» WHAT YOU ARE ASKED TO DO:
Count, in the entries, the lines with "this". Answer with the number only.

<<<<

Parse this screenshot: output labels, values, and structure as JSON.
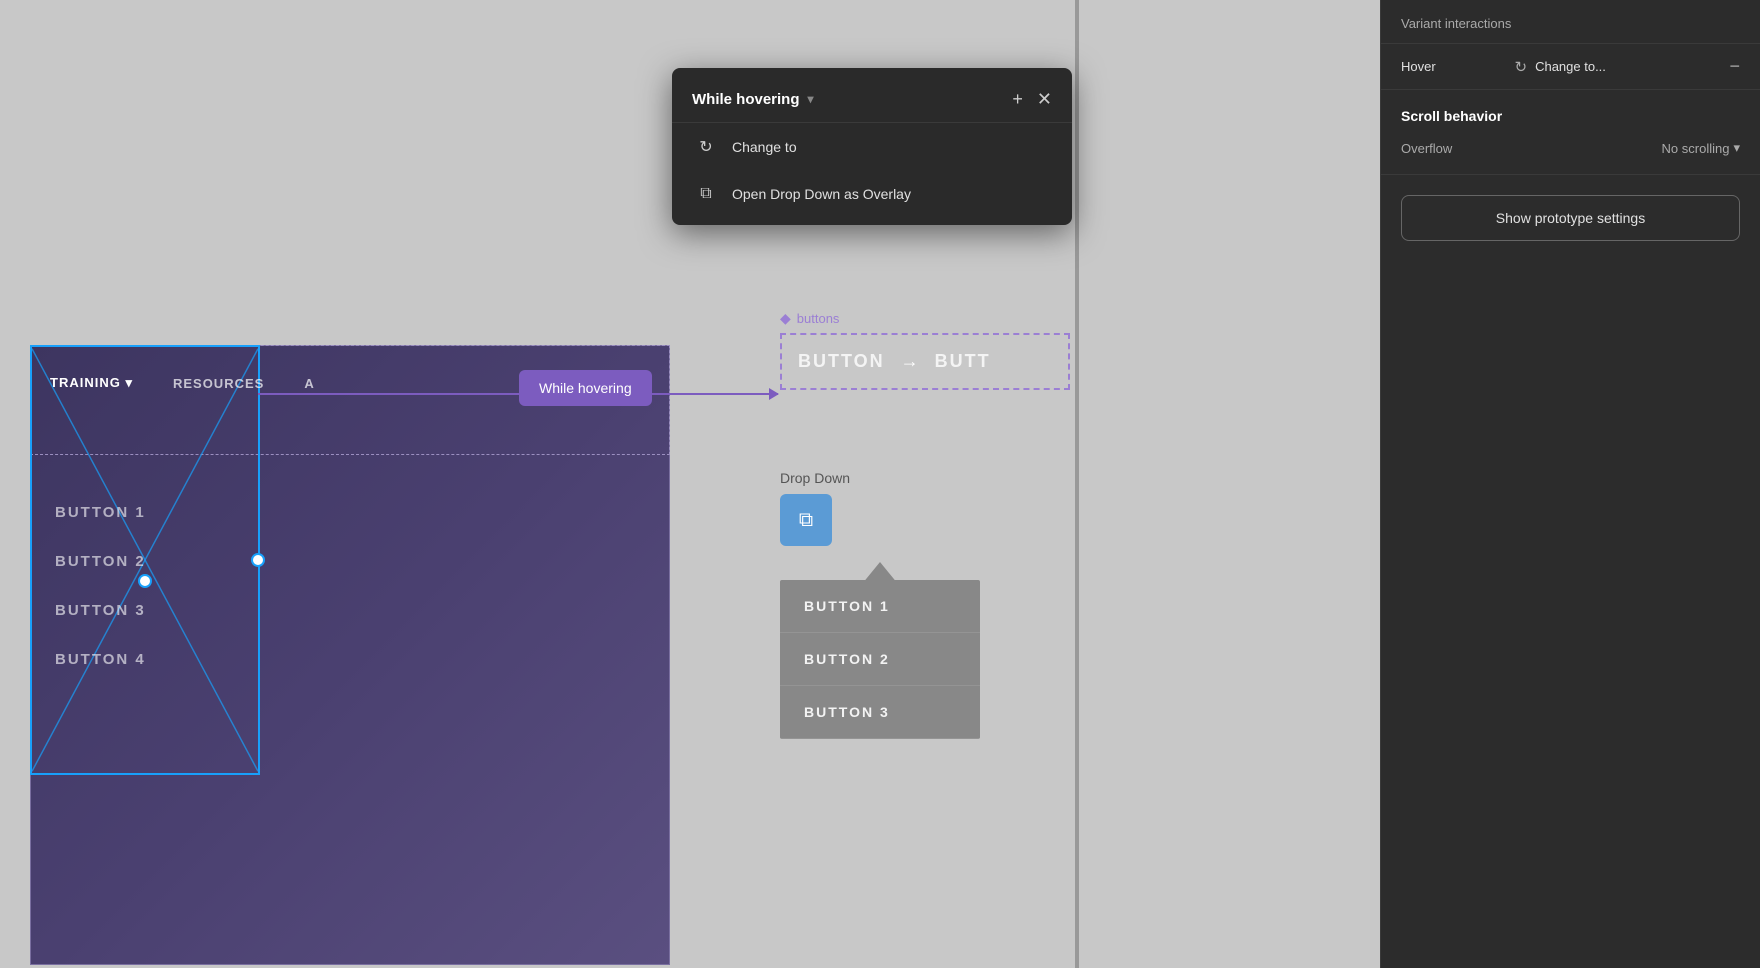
{
  "panel": {
    "variant_interactions_label": "Variant interactions",
    "hover_label": "Hover",
    "change_to_label": "Change to...",
    "scroll_behavior_title": "Scroll behavior",
    "overflow_label": "Overflow",
    "no_scrolling_label": "No scrolling",
    "show_prototype_btn": "Show prototype settings"
  },
  "popup": {
    "title": "While hovering",
    "add_icon": "+",
    "close_icon": "✕",
    "items": [
      {
        "icon": "↻",
        "label": "Change to"
      },
      {
        "icon": "⧉",
        "label": "Open Drop Down as Overlay"
      }
    ]
  },
  "canvas": {
    "hover_bubble": "While hovering",
    "buttons_label": "buttons",
    "button_text_1": "BUTTON",
    "button_text_2": "BUTT",
    "dropdown_label": "Drop Down",
    "nav_items": [
      "TRAINING ▾",
      "RESOURCES",
      "A"
    ],
    "button_list": [
      "BUTTON 1",
      "BUTTON 2",
      "BUTTON 3",
      "BUTTON 4"
    ],
    "gray_buttons": [
      "BUTTON 1",
      "BUTTON 2",
      "BUTTON 3"
    ]
  }
}
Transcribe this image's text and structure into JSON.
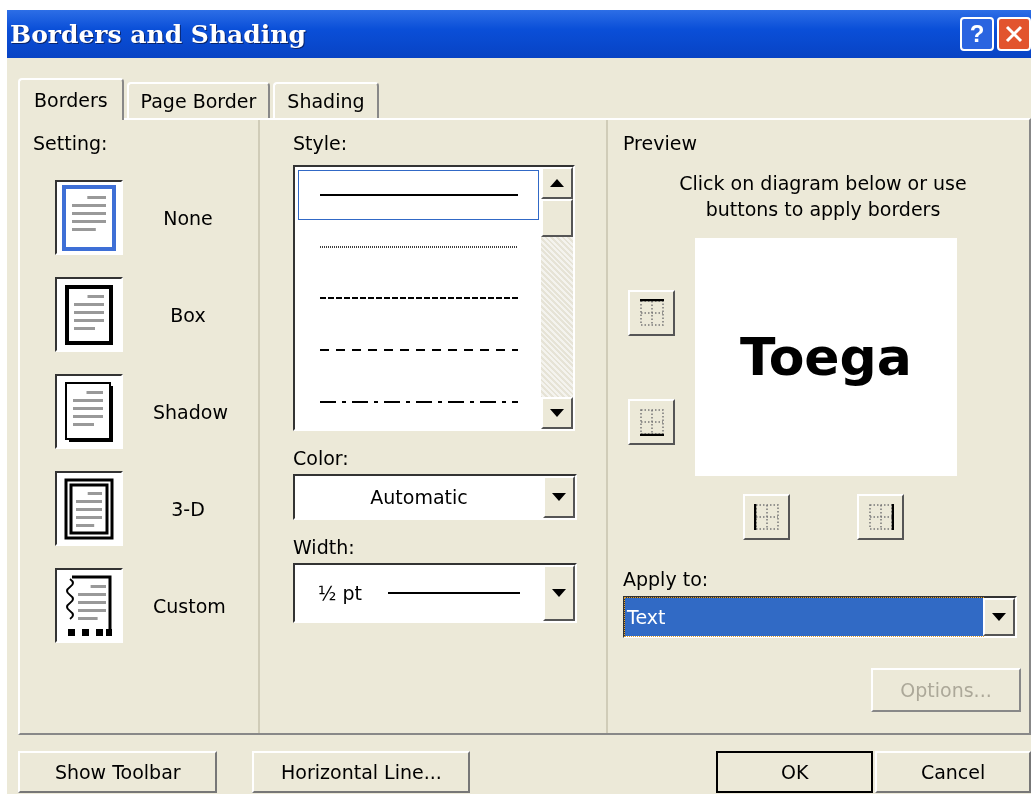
{
  "window": {
    "title": "Borders and Shading"
  },
  "title_buttons": [
    {
      "kind": "help",
      "label": "?"
    },
    {
      "kind": "close"
    }
  ],
  "tabs": [
    {
      "label": "Borders",
      "selected": true
    },
    {
      "label": "Page Border",
      "selected": false
    },
    {
      "label": "Shading",
      "selected": false
    }
  ],
  "setting": {
    "label": "Setting:",
    "options": [
      {
        "kind": "none",
        "label": "None"
      },
      {
        "kind": "box",
        "label": "Box"
      },
      {
        "kind": "shadow",
        "label": "Shadow"
      },
      {
        "kind": "deep",
        "label": "3-D"
      },
      {
        "kind": "custom",
        "label": "Custom"
      }
    ]
  },
  "style": {
    "label": "Style:",
    "items": [
      {
        "kind": "solid",
        "selected": true
      },
      {
        "kind": "dotted",
        "selected": false
      },
      {
        "kind": "dashed",
        "selected": false
      },
      {
        "kind": "spaced",
        "selected": false
      },
      {
        "kind": "dashdot",
        "selected": false
      }
    ]
  },
  "color": {
    "label": "Color:",
    "value": "Automatic"
  },
  "width": {
    "label": "Width:",
    "value": "½ pt"
  },
  "preview": {
    "label": "Preview",
    "hint": "Click on diagram below or use buttons to apply borders",
    "sample": "Toega",
    "side_buttons": [
      {
        "kind": "top"
      },
      {
        "kind": "bottom"
      },
      {
        "kind": "left"
      },
      {
        "kind": "right"
      }
    ]
  },
  "apply_to": {
    "label": "Apply to:",
    "value": "Text",
    "focused": true
  },
  "options_button": {
    "label": "Options...",
    "disabled": true
  },
  "footer_buttons": [
    {
      "label": "Show Toolbar",
      "default": false
    },
    {
      "label": "Horizontal Line...",
      "default": false
    },
    {
      "label": "OK",
      "default": true
    },
    {
      "label": "Cancel",
      "default": false
    }
  ]
}
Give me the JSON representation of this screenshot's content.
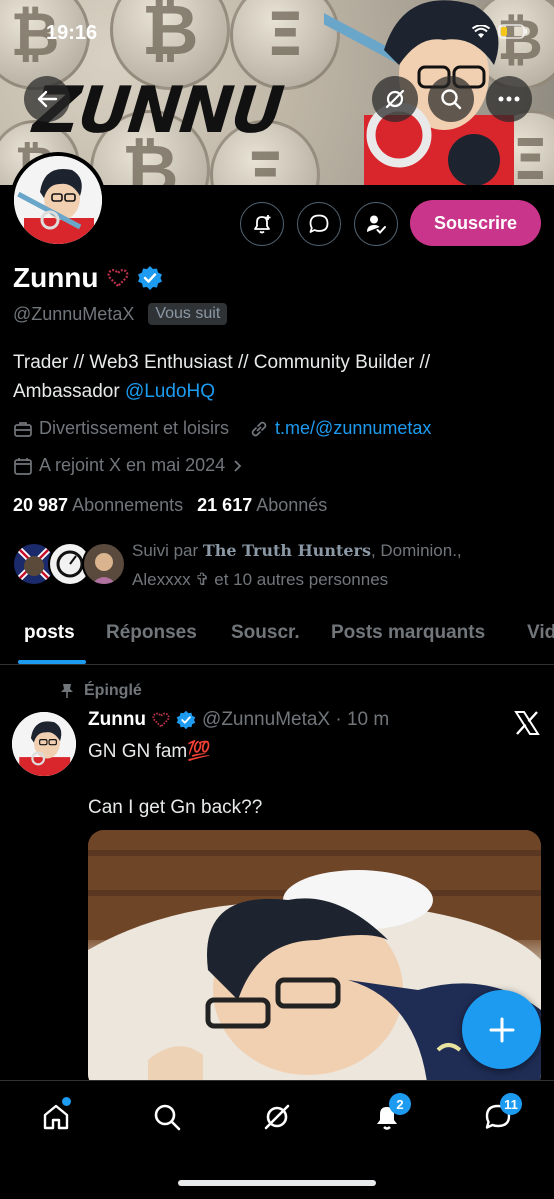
{
  "status_bar": {
    "time": "19:16"
  },
  "banner": {
    "title": "ZUNNU"
  },
  "actions": {
    "subscribe_label": "Souscrire"
  },
  "profile": {
    "name": "Zunnu",
    "handle": "@ZunnuMetaX",
    "follows_you": "Vous suit",
    "bio_text": "Trader // Web3 Enthusiast // Community Builder // Ambassador ",
    "bio_mention": "@LudoHQ",
    "category": "Divertissement et loisirs",
    "website": "t.me/@zunnumetax",
    "joined": "A rejoint X en mai 2024",
    "following_count": "20 987",
    "following_label": "Abonnements",
    "followers_count": "21 617",
    "followers_label": "Abonnés",
    "followed_prefix": "Suivi par ",
    "followed_name1": "The Truth Hunters",
    "followed_rest": ", Dominion., Alexxxx ✞ et 10 autres personnes"
  },
  "tabs": [
    {
      "label": "posts"
    },
    {
      "label": "Réponses"
    },
    {
      "label": "Souscr."
    },
    {
      "label": "Posts marquants"
    },
    {
      "label": "Vid"
    }
  ],
  "post": {
    "pinned_label": "Épinglé",
    "author": "Zunnu",
    "meta": "@ZunnuMetaX · 10 m",
    "line1": "GN GN fam💯",
    "line2": "Can I get Gn back??"
  },
  "bottom_nav": {
    "notifications_badge": "2",
    "messages_badge": "11"
  },
  "colors": {
    "accent": "#1d9bf0",
    "subscribe": "#c9358a",
    "background": "#000000"
  }
}
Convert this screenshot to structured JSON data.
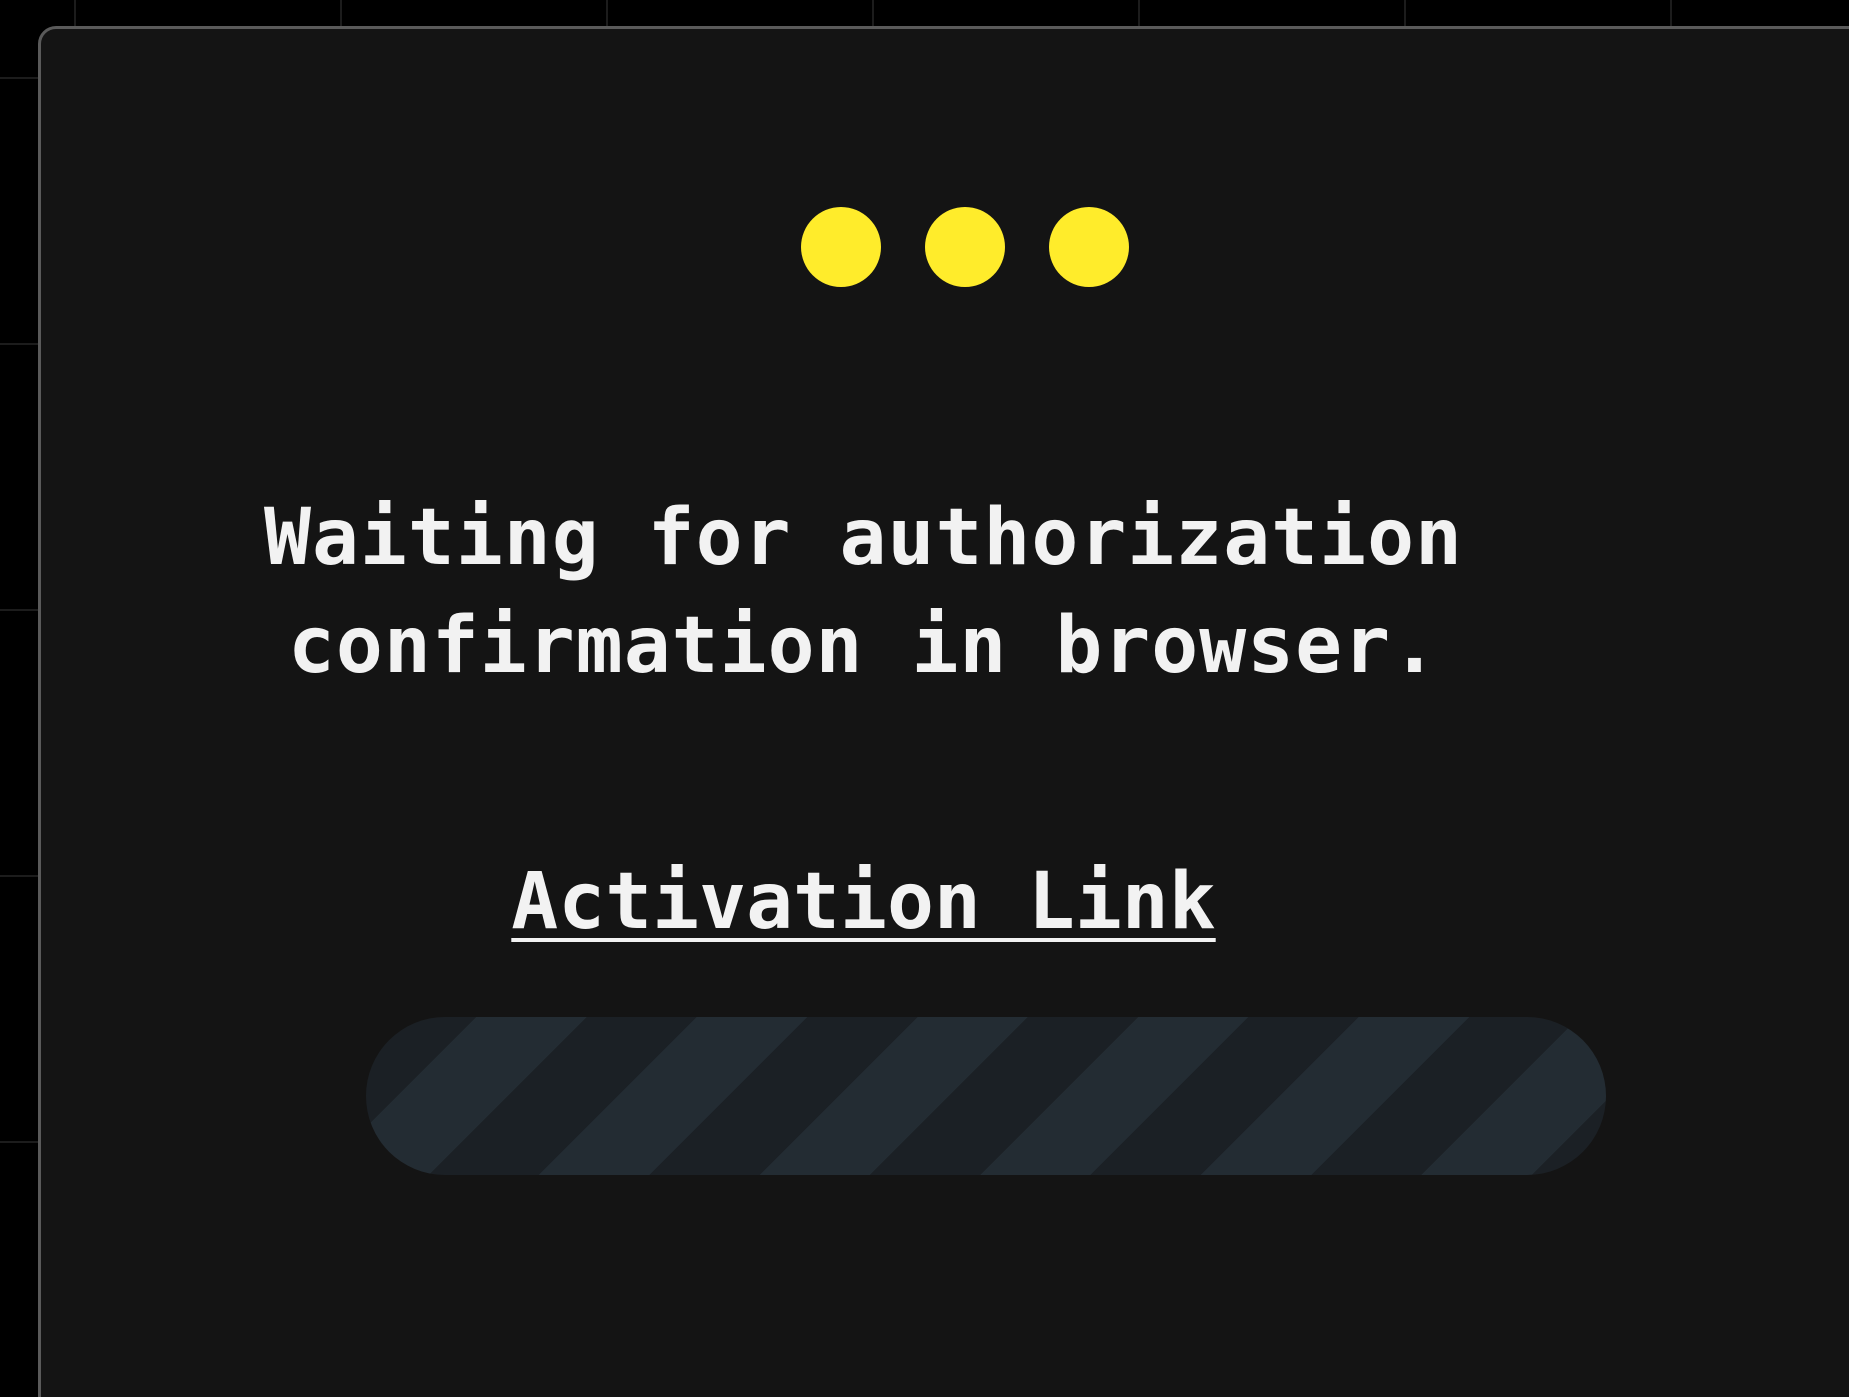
{
  "dialog": {
    "loading_indicator": "three-dot-loader",
    "accent_color": "#ffec2b",
    "message": "Waiting for authorization confirmation in browser.",
    "link_label": "Activation Link",
    "progress": {
      "state": "indeterminate",
      "stripe_colors": [
        "#1b2025",
        "#232c33"
      ]
    }
  }
}
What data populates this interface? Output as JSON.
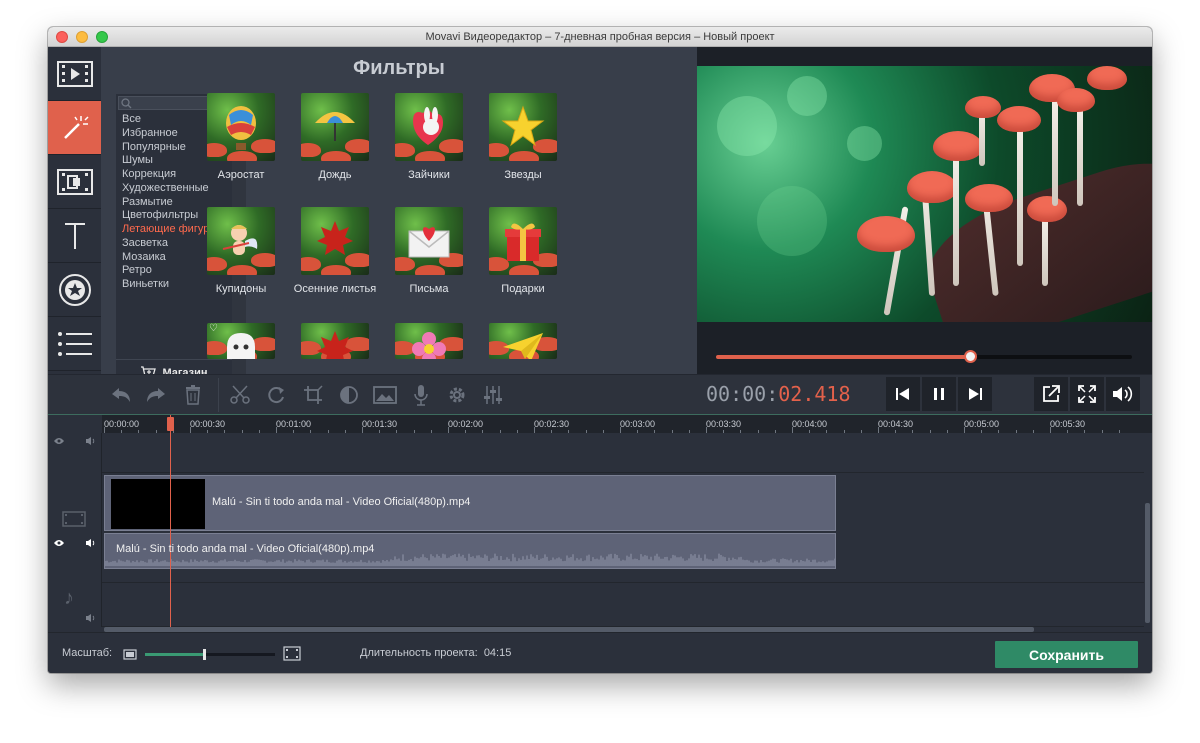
{
  "window": {
    "title": "Movavi Видеоредактор – 7-дневная пробная версия – Новый проект"
  },
  "sidebar": {
    "items": [
      {
        "icon": "import-media-icon"
      },
      {
        "icon": "filters-magic-wand-icon",
        "active": true
      },
      {
        "icon": "transitions-icon"
      },
      {
        "icon": "titles-text-icon"
      },
      {
        "icon": "stickers-star-icon"
      },
      {
        "icon": "more-tools-list-icon"
      }
    ]
  },
  "filters": {
    "title": "Фильтры",
    "categories": [
      "Все",
      "Избранное",
      "Популярные",
      "Шумы",
      "Коррекция",
      "Художественные",
      "Размытие",
      "Цветофильтры",
      "Летающие фигуры",
      "Засветка",
      "Мозаика",
      "Ретро",
      "Виньетки"
    ],
    "active_category": "Летающие фигуры",
    "store_label": "Магазин",
    "items": [
      {
        "label": "Аэростат",
        "icon": "balloon-icon"
      },
      {
        "label": "Дождь",
        "icon": "umbrella-icon"
      },
      {
        "label": "Зайчики",
        "icon": "bunny-icon"
      },
      {
        "label": "Звезды",
        "icon": "star-icon"
      },
      {
        "label": "Купидоны",
        "icon": "cupid-icon"
      },
      {
        "label": "Осенние листья",
        "icon": "leaf-icon"
      },
      {
        "label": "Письма",
        "icon": "envelope-icon"
      },
      {
        "label": "Подарки",
        "icon": "gift-icon"
      },
      {
        "label": "",
        "icon": "ghost-icon"
      },
      {
        "label": "",
        "icon": "leaf-icon"
      },
      {
        "label": "",
        "icon": "flower-icon"
      },
      {
        "label": "",
        "icon": "paper-plane-icon"
      }
    ]
  },
  "player": {
    "timecode_dim": "00:00:",
    "timecode_active": "02.418",
    "progress": 0.61
  },
  "timeline": {
    "ruler": [
      "00:00:00",
      "00:00:30",
      "00:01:00",
      "00:01:30",
      "00:02:00",
      "00:02:30",
      "00:03:00",
      "00:03:30",
      "00:04:00",
      "00:04:30",
      "00:05:00",
      "00:05:30"
    ],
    "video_clip_label": "Malú - Sin ti todo anda mal - Video Oficial(480p).mp4",
    "audio_clip_label": "Malú - Sin ti todo anda mal - Video Oficial(480p).mp4"
  },
  "bottom": {
    "zoom_label": "Масштаб:",
    "zoom_level": 0.45,
    "duration_label": "Длительность проекта:",
    "duration_value": "04:15",
    "save_label": "Сохранить"
  },
  "colors": {
    "accent": "#e0614c",
    "save": "#2f8a66",
    "panel": "#383e4a",
    "background": "#2b303b"
  }
}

>>>>

» CORRECT OUTPUT:
5